## [Task goal]
Collect all lines below with the string "étape".

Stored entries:
§

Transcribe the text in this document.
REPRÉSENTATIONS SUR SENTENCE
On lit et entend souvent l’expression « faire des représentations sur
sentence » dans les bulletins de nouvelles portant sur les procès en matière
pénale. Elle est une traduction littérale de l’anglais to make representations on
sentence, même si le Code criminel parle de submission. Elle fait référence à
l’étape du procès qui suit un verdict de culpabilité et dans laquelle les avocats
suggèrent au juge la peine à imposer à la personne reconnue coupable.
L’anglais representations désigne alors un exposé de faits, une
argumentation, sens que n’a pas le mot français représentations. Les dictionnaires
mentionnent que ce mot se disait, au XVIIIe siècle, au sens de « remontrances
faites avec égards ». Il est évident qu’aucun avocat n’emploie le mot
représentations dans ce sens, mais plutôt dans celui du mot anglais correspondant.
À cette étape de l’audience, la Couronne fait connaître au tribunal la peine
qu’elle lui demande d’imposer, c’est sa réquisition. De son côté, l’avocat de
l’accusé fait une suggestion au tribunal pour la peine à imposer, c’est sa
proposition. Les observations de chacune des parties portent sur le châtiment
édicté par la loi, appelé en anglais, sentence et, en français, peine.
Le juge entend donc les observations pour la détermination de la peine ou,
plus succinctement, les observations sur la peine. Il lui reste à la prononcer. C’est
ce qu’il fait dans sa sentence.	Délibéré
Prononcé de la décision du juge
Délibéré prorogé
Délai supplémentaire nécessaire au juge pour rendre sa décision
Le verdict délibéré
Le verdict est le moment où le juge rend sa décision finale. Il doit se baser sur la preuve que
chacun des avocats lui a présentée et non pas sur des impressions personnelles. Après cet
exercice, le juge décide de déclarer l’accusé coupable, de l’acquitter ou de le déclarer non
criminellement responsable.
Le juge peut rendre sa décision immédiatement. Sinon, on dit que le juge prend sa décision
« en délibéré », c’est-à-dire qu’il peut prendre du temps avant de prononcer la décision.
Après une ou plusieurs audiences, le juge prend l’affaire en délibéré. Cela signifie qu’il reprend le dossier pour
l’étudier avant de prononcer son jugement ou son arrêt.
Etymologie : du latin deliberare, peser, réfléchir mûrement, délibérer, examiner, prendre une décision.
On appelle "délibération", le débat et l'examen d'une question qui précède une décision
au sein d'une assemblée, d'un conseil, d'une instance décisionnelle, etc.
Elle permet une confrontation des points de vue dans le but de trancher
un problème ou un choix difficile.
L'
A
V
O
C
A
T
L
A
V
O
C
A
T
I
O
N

§

## [Exercise solution]
l’étape du procès qui suit un verdict de culpabilité et dans laquelle les avocats
À cette étape de l’audience, la Couronne fait connaître au tribunal la peine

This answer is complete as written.